STATED TASK - Find each line with the word "siam" in it, then give the total alone.

Data extracted from a collection -
^^^^^^^^

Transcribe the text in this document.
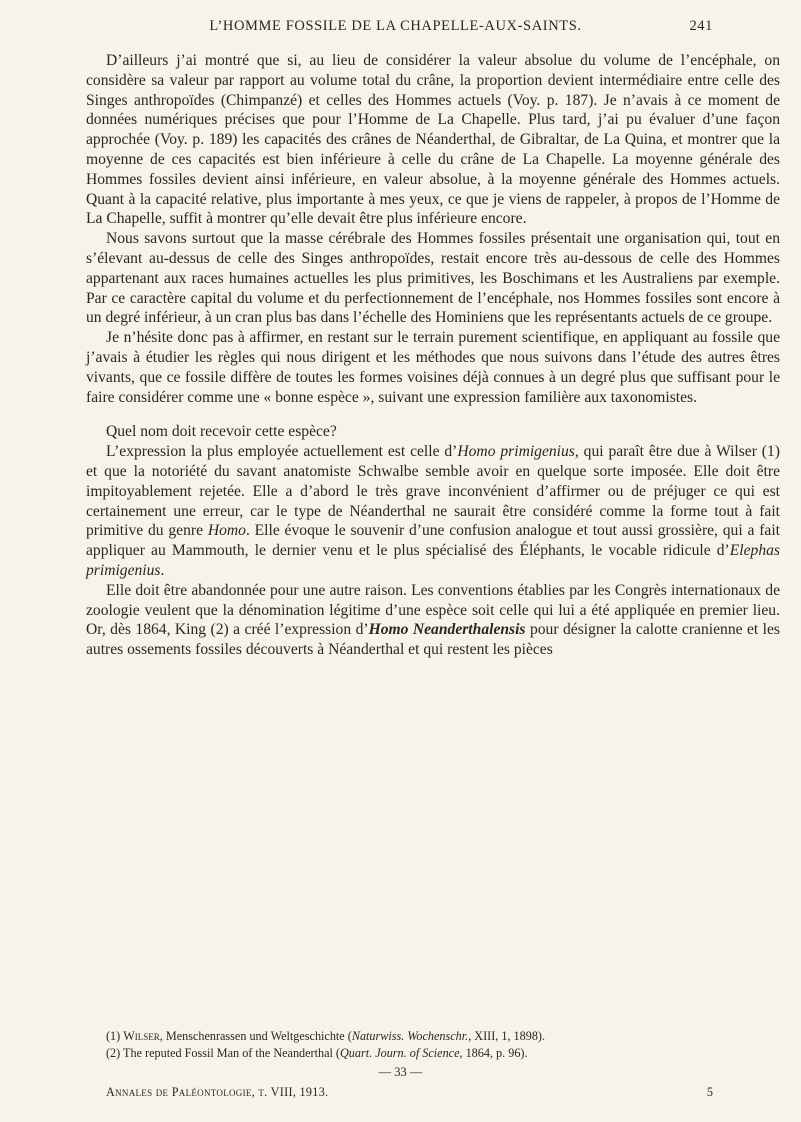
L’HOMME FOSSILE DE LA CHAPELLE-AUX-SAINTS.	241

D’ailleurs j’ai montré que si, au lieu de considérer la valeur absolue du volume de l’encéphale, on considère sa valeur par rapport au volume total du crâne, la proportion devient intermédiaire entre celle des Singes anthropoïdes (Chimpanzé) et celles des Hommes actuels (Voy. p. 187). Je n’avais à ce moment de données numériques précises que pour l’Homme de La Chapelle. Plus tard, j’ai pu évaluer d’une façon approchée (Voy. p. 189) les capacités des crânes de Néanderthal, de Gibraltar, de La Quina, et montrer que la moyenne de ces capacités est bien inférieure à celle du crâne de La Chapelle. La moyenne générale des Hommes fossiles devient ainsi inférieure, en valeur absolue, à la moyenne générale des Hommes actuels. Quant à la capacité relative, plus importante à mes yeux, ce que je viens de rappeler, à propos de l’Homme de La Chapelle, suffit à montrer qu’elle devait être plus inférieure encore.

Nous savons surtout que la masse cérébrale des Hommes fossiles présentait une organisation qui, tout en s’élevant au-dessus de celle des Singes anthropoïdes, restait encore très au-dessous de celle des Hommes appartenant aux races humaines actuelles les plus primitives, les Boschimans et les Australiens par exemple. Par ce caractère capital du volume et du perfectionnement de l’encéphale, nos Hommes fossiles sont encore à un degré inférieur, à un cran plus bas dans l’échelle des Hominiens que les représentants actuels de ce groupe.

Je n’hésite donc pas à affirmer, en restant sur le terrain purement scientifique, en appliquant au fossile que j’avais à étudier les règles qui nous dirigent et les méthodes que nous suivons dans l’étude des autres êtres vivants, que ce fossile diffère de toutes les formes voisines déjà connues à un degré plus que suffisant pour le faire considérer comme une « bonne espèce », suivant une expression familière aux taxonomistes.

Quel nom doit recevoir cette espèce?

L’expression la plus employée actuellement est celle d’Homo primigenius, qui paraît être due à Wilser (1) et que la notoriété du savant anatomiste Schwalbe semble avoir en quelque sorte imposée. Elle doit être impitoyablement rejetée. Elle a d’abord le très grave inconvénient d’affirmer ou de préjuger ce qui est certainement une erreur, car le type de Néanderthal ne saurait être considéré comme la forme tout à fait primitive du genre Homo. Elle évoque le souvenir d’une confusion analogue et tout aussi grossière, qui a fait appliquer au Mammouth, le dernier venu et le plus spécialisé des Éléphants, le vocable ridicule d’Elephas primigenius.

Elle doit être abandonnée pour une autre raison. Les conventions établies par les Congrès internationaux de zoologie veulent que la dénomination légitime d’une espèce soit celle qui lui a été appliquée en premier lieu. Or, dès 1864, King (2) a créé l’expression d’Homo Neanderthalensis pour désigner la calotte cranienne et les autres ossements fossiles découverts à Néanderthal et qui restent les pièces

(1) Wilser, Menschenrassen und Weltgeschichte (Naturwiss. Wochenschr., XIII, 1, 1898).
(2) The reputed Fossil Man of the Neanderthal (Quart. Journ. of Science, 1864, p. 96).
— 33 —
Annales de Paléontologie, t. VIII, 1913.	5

^^^^^^^^

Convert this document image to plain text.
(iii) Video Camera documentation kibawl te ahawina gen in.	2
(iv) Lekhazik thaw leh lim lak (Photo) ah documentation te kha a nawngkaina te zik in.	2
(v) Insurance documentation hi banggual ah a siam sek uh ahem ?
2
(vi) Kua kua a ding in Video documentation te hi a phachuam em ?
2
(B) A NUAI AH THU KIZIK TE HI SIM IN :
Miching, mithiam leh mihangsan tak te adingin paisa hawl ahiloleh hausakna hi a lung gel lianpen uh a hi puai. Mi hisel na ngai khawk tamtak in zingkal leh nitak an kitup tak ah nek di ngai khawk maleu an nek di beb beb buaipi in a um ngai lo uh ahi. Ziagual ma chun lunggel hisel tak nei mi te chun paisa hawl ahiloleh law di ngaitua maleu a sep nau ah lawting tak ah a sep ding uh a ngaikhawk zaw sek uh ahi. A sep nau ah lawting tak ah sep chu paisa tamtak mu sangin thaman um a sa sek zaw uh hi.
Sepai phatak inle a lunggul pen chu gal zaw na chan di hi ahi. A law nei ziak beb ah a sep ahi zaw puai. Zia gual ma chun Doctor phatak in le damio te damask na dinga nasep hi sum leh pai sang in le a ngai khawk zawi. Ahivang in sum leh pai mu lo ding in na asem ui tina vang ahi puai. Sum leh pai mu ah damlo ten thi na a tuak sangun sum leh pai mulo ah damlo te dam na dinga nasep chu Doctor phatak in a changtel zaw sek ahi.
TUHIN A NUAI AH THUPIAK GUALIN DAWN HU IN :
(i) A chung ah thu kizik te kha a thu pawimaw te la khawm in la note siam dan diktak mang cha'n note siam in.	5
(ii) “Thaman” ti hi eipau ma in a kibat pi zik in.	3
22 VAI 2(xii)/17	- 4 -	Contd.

^^^^^^^^

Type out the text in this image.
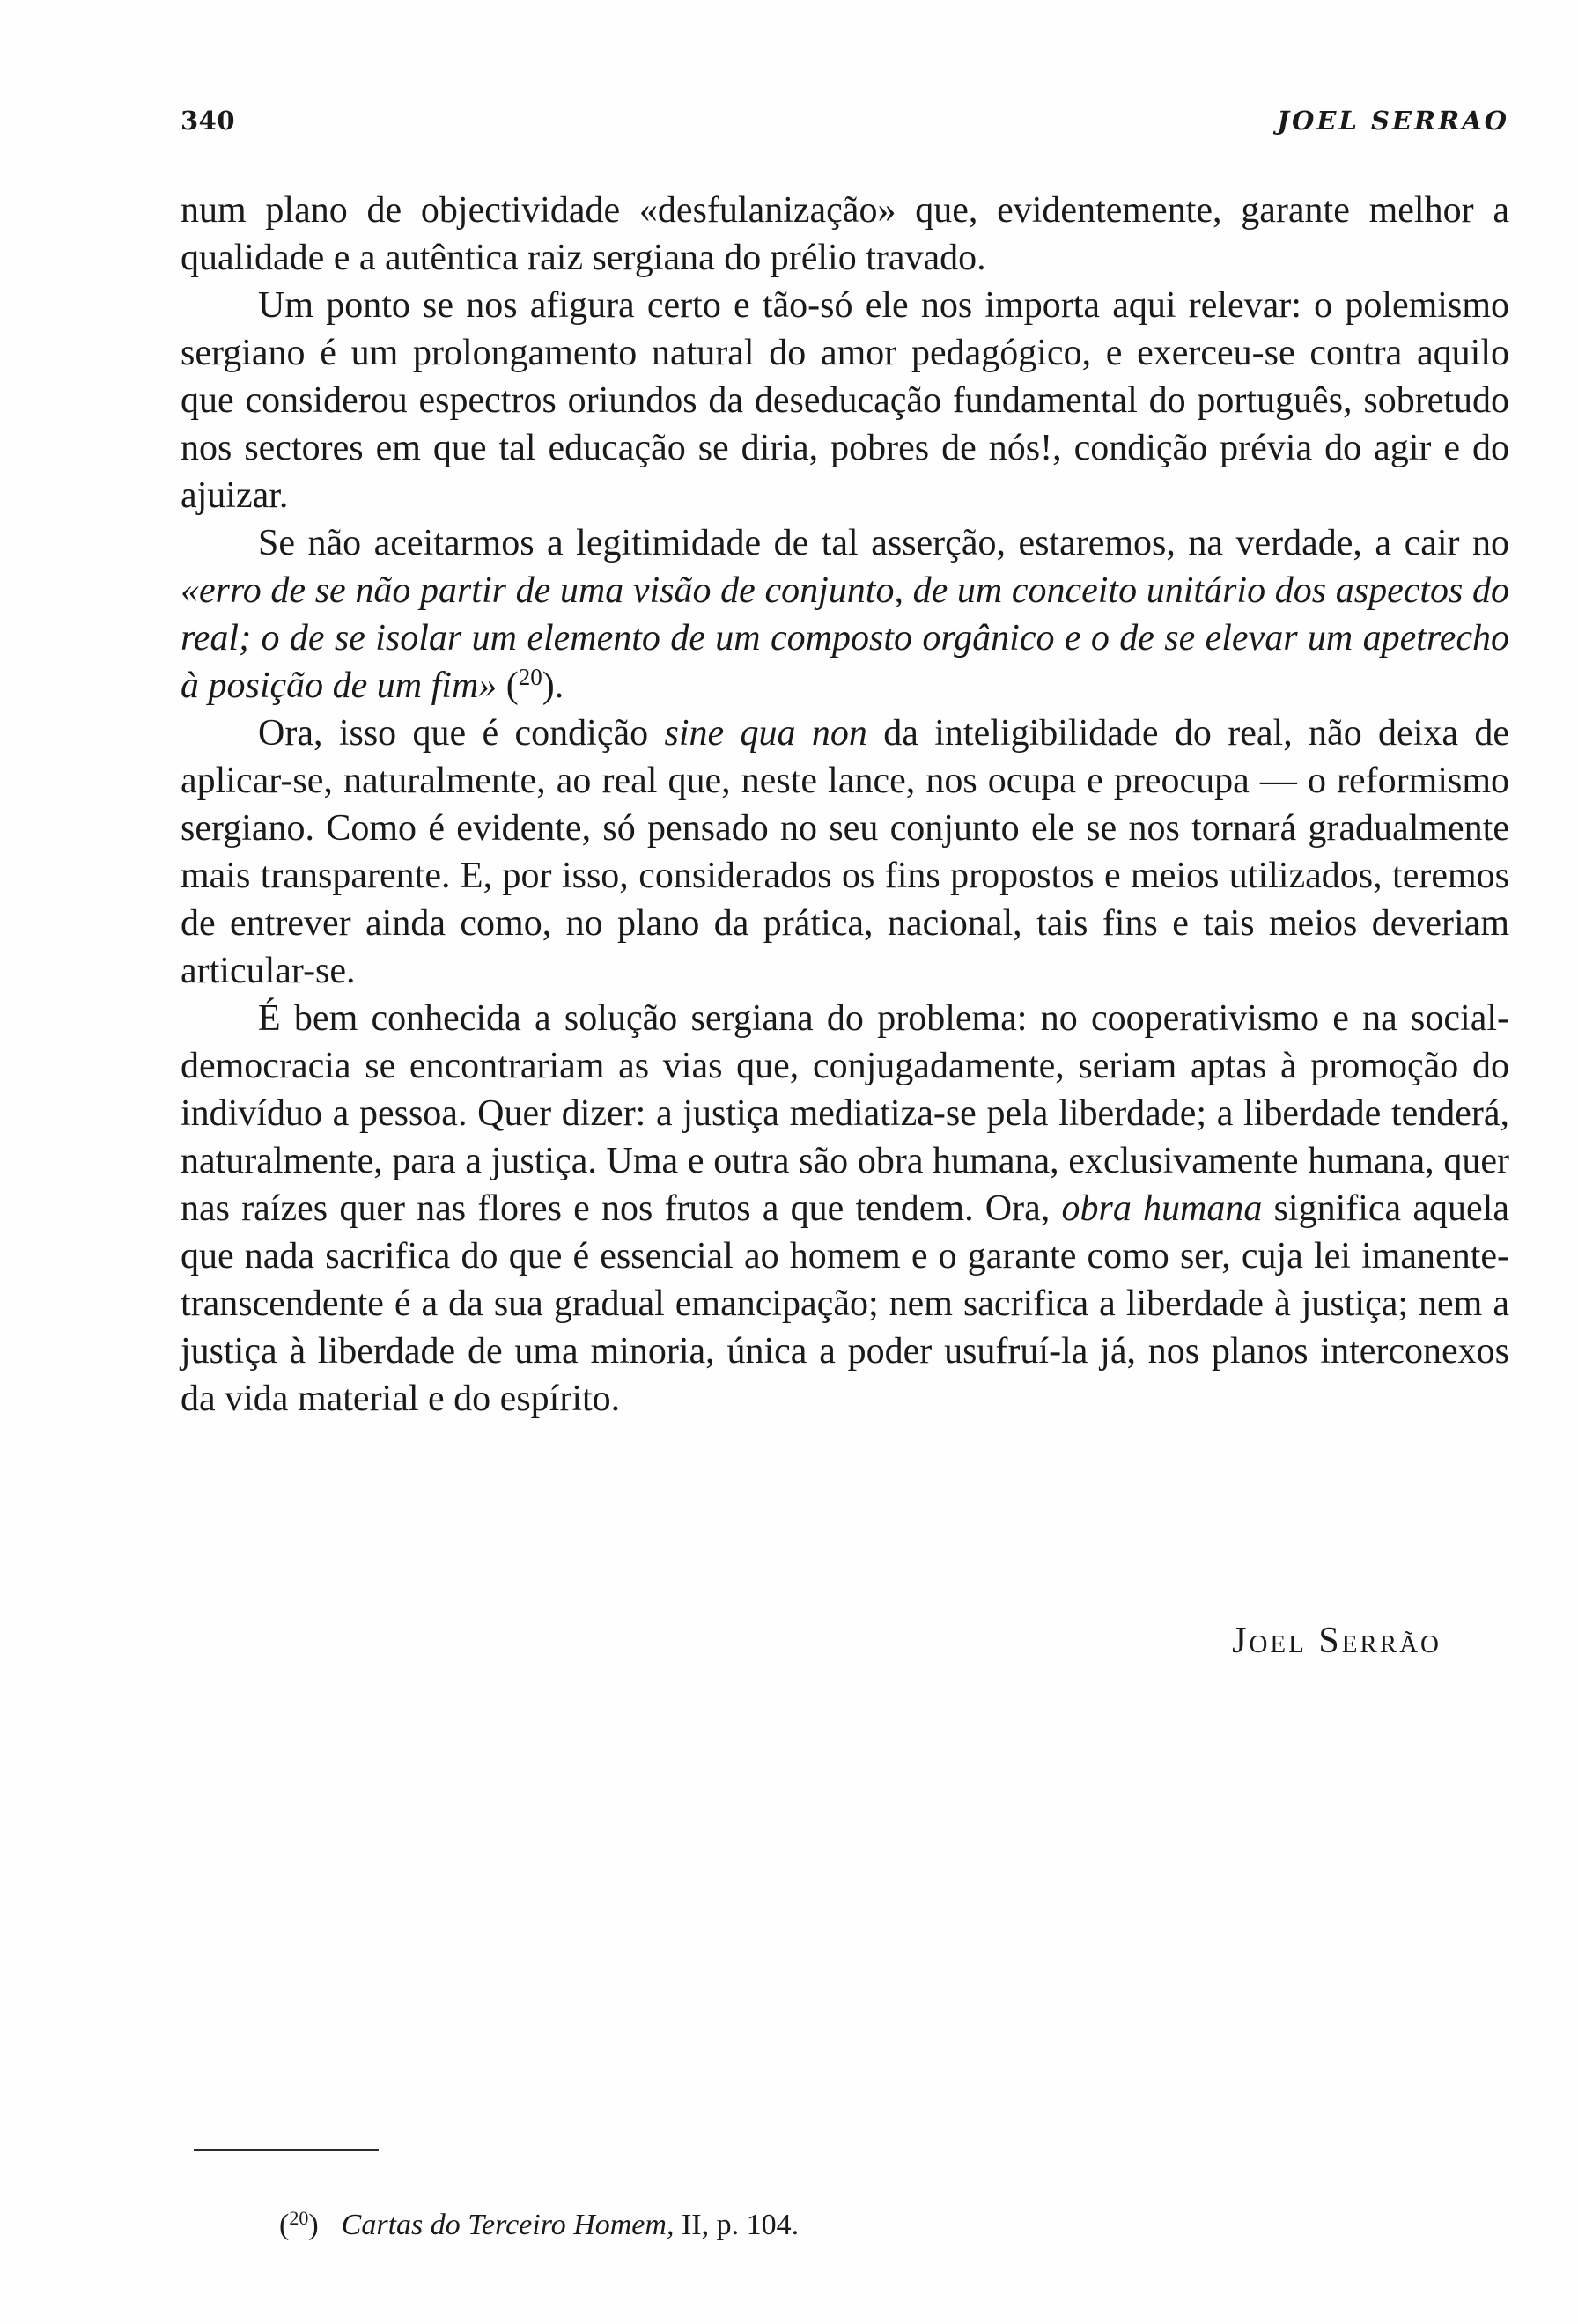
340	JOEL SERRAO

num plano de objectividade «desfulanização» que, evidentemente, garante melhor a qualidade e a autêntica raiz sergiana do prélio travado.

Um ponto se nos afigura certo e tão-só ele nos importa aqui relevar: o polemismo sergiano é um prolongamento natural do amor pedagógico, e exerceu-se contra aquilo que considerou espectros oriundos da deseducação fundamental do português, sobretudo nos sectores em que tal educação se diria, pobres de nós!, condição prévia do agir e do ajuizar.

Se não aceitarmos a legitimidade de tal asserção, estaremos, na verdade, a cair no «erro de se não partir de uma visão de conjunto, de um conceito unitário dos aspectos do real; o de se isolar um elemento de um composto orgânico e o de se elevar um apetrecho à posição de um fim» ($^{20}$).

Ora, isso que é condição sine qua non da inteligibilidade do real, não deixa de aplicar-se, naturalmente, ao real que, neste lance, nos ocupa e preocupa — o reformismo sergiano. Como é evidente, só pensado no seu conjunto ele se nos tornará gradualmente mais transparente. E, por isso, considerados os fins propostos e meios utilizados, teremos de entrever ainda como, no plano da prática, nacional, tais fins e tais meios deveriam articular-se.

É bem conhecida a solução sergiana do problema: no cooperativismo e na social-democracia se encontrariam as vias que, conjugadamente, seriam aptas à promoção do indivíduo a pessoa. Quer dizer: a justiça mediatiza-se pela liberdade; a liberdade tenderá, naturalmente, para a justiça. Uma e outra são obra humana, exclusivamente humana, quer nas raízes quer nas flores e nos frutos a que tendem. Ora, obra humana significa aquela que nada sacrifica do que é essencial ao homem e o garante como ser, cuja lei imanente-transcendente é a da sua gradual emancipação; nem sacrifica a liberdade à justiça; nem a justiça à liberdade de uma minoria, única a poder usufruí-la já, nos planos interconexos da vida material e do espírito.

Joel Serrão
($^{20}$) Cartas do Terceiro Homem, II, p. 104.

^^^^^^^^

THE REPLY - 2